Collected data entries:
··········

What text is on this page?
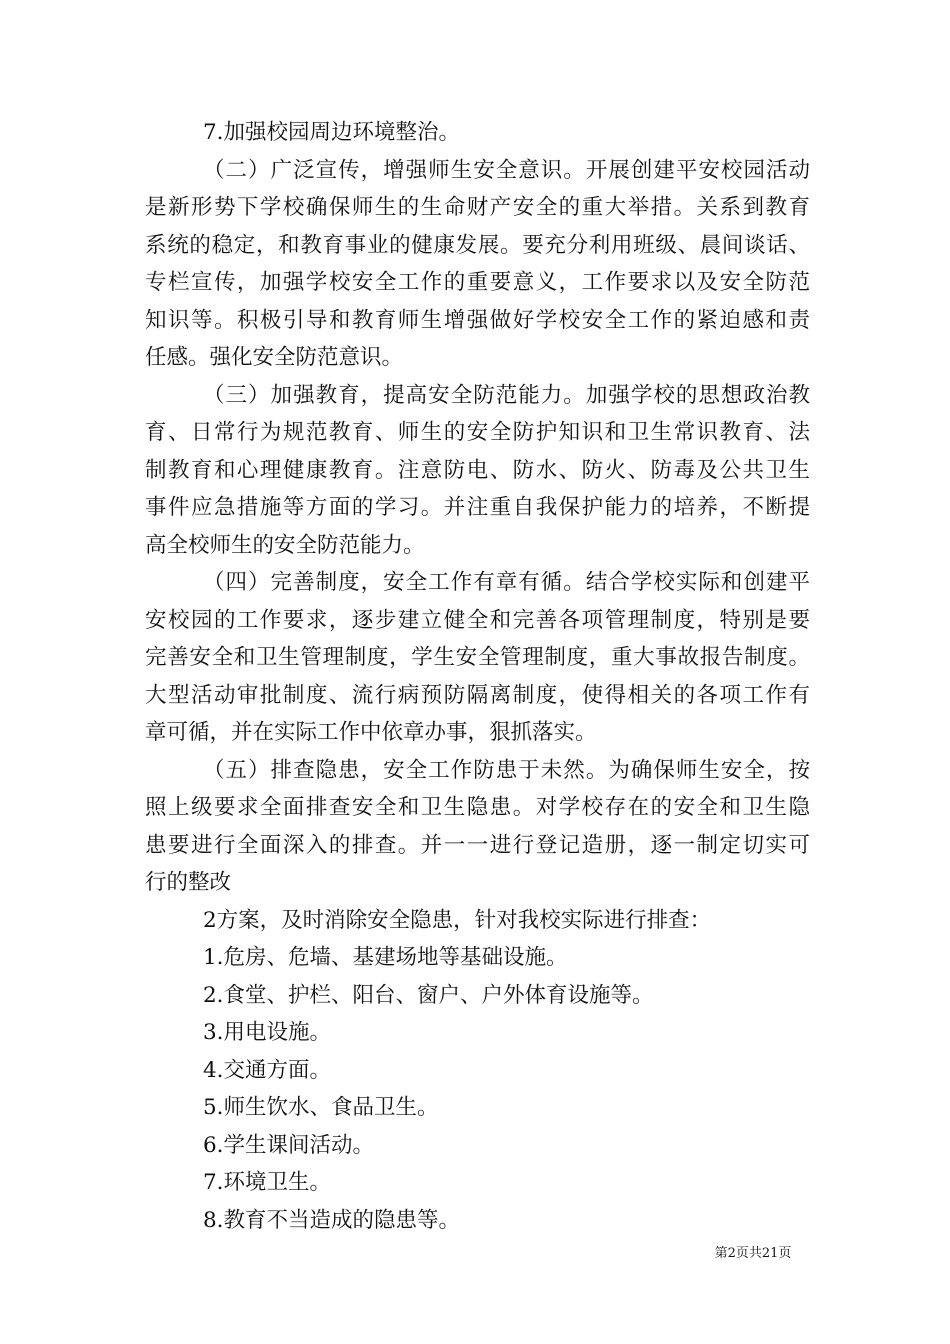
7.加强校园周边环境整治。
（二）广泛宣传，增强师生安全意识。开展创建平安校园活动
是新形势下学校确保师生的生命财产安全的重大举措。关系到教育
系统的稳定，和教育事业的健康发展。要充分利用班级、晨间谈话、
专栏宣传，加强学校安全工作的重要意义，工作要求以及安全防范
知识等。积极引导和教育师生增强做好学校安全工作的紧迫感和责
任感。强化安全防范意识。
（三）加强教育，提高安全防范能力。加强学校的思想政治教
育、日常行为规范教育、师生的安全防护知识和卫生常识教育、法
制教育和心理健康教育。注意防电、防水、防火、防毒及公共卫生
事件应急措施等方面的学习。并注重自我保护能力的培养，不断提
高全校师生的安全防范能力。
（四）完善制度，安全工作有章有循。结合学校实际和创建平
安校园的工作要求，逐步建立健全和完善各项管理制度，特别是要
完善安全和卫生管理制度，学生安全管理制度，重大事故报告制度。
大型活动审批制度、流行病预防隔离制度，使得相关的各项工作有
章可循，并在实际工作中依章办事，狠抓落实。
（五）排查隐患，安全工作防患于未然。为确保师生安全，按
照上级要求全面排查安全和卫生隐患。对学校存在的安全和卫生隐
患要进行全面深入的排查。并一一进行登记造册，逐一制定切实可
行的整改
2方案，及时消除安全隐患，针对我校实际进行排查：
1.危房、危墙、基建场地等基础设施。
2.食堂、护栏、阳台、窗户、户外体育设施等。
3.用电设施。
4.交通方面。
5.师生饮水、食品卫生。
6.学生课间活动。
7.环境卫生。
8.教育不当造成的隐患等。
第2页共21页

··········

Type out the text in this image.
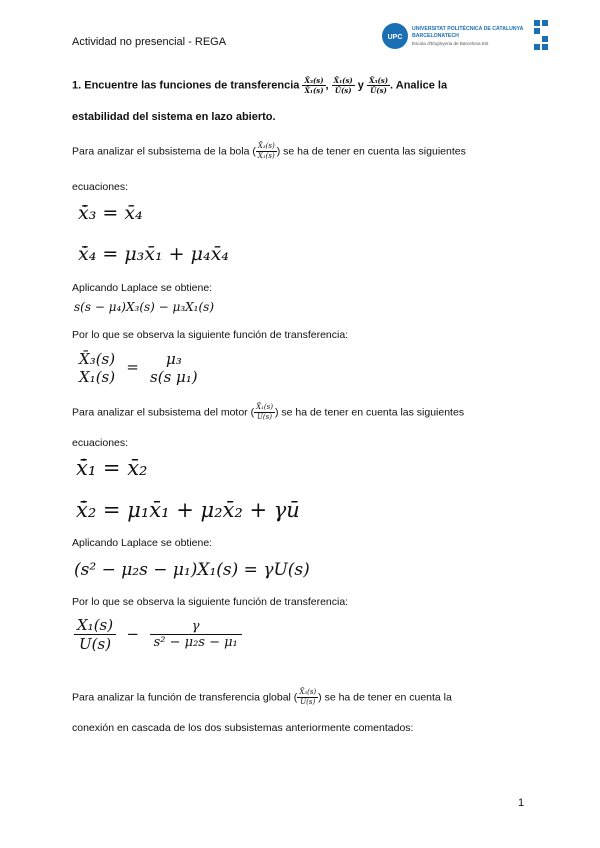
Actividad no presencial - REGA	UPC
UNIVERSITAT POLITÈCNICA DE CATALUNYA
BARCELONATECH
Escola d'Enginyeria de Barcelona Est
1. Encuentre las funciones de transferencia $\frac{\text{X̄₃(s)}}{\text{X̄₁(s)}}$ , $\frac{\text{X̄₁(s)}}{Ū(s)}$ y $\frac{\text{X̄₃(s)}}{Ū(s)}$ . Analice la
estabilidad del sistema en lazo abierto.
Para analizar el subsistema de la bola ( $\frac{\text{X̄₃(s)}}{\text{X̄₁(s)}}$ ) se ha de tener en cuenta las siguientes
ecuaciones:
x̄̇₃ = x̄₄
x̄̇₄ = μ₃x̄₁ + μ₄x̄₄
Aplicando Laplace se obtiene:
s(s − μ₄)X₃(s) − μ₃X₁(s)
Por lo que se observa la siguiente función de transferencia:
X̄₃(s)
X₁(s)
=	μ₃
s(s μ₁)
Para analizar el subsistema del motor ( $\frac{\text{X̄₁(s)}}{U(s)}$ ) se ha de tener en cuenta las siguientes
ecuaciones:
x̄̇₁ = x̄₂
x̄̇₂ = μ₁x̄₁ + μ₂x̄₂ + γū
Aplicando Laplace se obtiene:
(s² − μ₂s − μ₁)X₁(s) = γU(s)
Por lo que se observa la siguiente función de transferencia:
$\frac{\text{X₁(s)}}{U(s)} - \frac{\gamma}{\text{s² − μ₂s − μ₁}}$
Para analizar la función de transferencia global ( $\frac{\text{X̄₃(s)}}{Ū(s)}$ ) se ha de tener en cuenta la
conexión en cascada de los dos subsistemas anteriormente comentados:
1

··········

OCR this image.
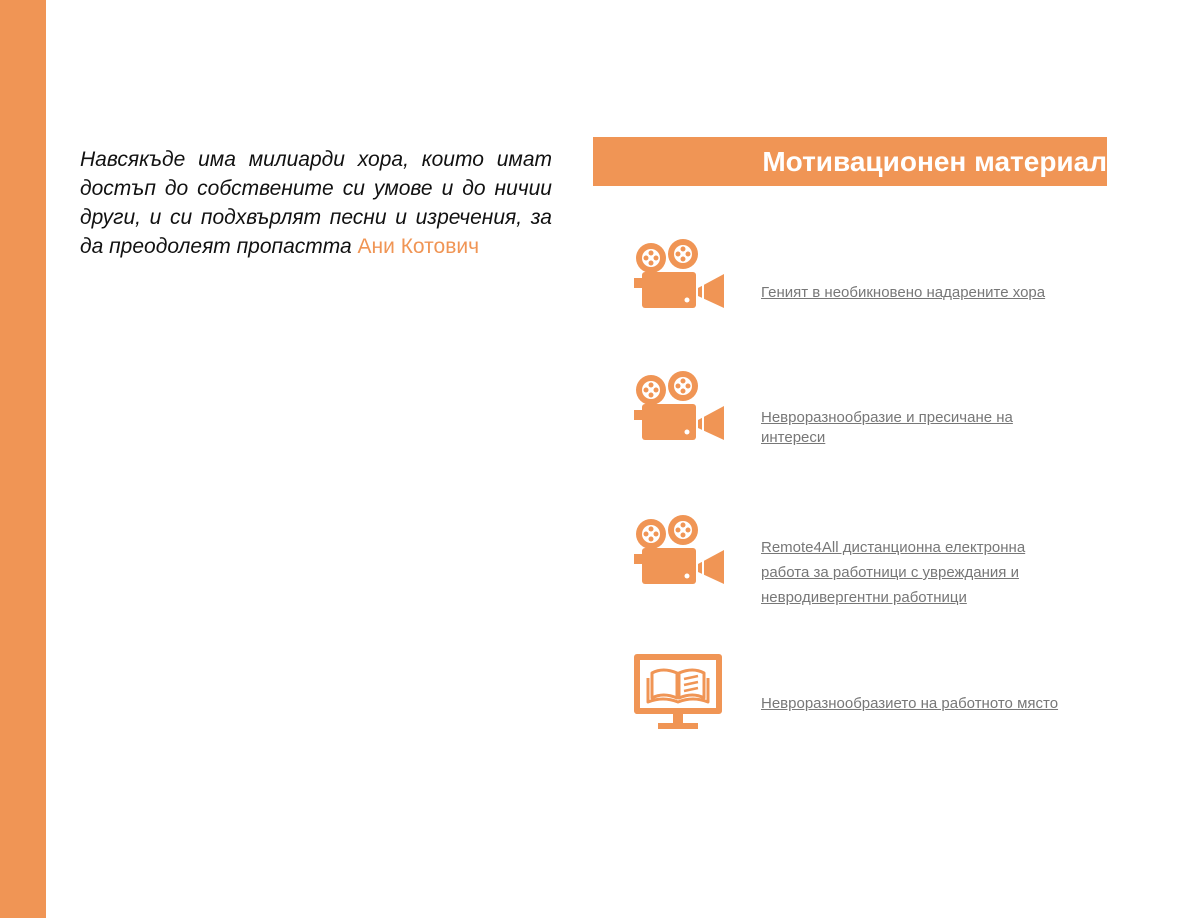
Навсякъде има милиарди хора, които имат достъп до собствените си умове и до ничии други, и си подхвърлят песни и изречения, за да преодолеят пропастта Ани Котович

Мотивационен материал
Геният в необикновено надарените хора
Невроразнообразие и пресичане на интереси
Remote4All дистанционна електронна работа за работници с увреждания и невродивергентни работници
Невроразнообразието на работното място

··········

• WRITTEN EXERCISE: Copy every line of the records above that contains "хора".

• WORKED SOLUTION:
Навсякъде има милиарди хора, които имат достъп до собствените си умове и до ничии други, и си подхвърлят песни и изречения, за да преодолеят пропастта Ани Котович
Геният в необикновено надарените хора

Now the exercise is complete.